----- Records provided -----

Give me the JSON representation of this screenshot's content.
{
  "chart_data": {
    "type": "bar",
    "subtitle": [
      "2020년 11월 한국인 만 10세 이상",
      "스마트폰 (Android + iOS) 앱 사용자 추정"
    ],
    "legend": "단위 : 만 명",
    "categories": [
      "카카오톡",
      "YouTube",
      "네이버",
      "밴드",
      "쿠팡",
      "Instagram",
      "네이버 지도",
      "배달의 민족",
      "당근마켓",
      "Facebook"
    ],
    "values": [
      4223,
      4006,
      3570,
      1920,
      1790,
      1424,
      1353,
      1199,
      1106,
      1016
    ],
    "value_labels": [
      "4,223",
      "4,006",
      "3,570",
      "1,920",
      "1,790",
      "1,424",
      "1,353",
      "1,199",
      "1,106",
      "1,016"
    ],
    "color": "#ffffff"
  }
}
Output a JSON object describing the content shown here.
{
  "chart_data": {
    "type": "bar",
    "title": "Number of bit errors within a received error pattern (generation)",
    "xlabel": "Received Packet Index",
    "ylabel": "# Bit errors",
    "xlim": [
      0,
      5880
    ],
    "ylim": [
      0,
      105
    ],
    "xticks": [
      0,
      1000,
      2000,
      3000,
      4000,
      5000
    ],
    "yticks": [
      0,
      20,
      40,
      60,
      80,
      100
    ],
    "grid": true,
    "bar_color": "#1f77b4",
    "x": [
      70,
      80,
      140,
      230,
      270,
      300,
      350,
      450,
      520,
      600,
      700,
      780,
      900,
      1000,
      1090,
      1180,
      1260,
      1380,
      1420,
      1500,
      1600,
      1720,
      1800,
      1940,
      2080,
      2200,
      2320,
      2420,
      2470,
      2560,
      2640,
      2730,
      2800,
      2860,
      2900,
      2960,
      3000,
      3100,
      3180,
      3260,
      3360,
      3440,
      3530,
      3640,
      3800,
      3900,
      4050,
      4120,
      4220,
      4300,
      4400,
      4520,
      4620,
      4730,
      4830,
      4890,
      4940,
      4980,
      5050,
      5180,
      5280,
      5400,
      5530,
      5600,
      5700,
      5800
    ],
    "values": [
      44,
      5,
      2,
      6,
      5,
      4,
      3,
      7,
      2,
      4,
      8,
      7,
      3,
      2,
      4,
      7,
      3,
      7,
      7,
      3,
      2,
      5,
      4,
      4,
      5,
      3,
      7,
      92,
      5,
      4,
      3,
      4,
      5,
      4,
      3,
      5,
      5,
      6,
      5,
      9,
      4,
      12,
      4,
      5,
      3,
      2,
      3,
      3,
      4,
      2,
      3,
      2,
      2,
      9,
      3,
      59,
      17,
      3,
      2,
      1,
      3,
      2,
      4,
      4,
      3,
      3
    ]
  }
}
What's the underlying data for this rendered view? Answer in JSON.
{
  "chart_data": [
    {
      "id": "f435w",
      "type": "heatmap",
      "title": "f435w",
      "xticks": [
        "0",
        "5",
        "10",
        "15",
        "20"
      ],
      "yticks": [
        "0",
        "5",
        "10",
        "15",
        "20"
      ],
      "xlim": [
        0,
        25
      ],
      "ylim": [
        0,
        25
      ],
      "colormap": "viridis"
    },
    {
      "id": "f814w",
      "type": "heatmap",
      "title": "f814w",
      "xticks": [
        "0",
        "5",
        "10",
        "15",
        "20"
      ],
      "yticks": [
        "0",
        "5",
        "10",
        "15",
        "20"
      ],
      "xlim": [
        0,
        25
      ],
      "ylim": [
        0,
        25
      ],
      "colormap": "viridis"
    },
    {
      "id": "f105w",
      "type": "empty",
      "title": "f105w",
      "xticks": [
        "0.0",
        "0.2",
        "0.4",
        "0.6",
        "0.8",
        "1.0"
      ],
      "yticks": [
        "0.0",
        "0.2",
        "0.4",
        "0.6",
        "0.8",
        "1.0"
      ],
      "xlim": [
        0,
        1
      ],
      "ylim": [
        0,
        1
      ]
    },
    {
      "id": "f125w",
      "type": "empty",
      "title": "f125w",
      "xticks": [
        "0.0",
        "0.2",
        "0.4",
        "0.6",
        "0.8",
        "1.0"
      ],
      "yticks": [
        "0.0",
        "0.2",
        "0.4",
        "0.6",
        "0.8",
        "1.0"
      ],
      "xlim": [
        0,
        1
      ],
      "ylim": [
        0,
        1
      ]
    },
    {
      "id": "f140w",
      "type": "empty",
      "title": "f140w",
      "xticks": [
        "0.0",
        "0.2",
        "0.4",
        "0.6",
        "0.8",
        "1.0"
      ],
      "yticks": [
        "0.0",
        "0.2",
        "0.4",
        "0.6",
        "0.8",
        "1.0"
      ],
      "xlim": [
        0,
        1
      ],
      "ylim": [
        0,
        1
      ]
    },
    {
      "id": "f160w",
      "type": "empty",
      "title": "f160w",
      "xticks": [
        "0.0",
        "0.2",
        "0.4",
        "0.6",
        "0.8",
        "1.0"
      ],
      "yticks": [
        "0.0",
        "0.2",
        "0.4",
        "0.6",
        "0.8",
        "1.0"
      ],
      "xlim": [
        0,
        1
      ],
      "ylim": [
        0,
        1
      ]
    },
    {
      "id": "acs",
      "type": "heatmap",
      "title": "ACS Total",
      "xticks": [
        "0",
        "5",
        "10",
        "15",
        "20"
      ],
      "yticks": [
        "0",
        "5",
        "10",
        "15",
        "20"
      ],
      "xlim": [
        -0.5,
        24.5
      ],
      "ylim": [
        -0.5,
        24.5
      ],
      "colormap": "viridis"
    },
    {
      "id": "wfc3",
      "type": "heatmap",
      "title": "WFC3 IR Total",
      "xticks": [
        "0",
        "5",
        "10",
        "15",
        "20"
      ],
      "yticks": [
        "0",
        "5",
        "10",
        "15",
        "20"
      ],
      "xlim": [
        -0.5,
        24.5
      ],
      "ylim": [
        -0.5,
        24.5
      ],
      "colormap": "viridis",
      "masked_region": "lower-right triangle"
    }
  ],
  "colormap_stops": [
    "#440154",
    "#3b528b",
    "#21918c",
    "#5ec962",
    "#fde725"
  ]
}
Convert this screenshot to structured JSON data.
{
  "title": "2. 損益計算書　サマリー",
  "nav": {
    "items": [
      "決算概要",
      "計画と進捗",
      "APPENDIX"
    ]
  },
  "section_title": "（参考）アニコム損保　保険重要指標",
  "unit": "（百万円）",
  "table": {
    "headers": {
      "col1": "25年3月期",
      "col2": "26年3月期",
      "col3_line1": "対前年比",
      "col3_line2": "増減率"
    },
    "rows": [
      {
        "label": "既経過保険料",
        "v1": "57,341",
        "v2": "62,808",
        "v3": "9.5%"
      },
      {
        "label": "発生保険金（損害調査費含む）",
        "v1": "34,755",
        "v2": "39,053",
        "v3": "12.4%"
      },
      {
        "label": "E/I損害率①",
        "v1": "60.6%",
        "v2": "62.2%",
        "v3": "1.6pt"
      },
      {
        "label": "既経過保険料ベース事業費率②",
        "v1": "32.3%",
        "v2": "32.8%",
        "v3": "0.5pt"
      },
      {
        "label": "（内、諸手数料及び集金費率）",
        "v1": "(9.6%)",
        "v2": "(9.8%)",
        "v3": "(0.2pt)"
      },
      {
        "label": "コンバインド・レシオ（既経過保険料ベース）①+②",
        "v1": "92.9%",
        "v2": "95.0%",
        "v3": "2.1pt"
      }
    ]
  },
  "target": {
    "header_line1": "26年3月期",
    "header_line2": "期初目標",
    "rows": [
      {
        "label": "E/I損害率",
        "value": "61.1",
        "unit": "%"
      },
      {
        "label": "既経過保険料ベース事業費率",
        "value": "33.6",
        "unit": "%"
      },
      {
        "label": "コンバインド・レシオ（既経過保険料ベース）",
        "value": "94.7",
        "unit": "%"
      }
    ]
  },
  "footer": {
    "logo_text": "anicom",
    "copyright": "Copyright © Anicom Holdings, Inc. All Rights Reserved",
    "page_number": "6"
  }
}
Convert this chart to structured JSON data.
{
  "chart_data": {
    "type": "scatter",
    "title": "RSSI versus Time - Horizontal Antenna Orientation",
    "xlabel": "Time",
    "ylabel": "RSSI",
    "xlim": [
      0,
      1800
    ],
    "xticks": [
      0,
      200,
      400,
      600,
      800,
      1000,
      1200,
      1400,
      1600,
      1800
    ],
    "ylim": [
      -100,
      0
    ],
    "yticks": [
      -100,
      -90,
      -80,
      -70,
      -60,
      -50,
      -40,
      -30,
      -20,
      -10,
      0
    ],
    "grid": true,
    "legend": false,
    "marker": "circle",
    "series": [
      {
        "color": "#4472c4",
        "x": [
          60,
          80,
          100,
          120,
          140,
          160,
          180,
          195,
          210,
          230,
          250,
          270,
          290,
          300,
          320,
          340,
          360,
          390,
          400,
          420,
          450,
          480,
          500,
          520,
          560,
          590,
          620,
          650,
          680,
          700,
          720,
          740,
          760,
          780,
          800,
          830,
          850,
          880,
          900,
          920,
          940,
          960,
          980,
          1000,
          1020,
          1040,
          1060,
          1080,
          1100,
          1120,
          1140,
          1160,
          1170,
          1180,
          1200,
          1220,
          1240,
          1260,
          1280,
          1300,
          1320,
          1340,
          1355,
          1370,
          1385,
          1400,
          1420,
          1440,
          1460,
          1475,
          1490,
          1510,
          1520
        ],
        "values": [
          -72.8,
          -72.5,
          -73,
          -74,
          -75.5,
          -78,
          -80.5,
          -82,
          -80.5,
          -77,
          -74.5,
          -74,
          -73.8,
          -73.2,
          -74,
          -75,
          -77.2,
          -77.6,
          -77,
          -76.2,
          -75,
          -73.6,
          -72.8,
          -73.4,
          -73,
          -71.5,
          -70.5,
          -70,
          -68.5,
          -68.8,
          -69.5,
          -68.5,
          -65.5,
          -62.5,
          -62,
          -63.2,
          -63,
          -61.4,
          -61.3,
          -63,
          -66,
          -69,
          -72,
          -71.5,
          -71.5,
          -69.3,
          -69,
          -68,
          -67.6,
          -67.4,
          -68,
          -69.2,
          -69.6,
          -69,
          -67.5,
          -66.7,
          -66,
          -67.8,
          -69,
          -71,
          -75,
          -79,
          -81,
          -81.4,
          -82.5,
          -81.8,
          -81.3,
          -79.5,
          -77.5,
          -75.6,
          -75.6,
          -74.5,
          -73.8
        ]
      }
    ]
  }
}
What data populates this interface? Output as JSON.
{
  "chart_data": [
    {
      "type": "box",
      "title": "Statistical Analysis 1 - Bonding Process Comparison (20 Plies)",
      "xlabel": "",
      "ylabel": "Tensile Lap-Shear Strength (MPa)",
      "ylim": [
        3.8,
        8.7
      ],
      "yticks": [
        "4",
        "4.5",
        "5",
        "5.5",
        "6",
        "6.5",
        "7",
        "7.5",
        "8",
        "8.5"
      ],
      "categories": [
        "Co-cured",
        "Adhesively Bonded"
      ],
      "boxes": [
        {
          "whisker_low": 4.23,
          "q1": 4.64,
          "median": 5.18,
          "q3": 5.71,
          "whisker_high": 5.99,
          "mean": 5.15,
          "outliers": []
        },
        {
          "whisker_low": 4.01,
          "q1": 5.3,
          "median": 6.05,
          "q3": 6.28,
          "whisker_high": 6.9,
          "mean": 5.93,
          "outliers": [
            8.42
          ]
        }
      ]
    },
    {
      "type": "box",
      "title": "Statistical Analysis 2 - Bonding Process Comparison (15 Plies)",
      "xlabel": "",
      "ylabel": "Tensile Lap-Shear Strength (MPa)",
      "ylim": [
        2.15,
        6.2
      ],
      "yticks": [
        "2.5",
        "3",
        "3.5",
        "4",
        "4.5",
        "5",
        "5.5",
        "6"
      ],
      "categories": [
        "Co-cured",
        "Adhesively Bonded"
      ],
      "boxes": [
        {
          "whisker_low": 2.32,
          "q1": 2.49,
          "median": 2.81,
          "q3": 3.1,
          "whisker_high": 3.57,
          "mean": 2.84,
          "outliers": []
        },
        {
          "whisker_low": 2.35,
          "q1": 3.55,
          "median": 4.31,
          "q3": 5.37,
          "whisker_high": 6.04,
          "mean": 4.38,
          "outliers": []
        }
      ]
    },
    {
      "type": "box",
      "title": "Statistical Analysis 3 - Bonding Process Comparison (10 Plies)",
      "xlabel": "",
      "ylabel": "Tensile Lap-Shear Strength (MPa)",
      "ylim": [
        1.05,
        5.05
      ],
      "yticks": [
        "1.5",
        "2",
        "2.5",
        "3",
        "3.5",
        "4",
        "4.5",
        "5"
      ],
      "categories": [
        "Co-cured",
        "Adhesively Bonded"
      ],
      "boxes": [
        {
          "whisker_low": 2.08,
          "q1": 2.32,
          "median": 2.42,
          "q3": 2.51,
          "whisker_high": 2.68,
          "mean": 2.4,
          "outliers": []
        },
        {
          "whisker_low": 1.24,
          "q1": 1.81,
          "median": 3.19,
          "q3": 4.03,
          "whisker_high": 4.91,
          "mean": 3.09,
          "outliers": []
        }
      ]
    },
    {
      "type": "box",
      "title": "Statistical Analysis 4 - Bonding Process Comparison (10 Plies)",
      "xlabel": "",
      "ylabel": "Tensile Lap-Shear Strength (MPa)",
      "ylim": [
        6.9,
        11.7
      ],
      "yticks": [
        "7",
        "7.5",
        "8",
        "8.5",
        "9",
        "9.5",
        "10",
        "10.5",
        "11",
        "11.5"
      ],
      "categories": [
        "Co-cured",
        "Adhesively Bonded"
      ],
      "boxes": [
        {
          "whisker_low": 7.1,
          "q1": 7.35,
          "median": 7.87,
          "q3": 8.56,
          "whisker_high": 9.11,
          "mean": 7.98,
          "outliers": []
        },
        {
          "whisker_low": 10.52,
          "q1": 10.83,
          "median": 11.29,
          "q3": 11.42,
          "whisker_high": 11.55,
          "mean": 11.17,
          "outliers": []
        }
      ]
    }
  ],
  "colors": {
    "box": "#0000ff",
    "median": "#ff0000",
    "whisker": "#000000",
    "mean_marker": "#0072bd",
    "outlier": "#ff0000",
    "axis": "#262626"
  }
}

-----

▶ Task brief
Which lines contain "Comparison"? Show each of them.

▶ Result of the exercise
      "title": "Statistical Analysis 1 - Bonding Process Comparison (20 Plies)",
      "title": "Statistical Analysis 2 - Bonding Process Comparison (15 Plies)",
      "title": "Statistical Analysis 3 - Bonding Process Comparison (10 Plies)",
      "title": "Statistical Analysis 4 - Bonding Process Comparison (10 Plies)",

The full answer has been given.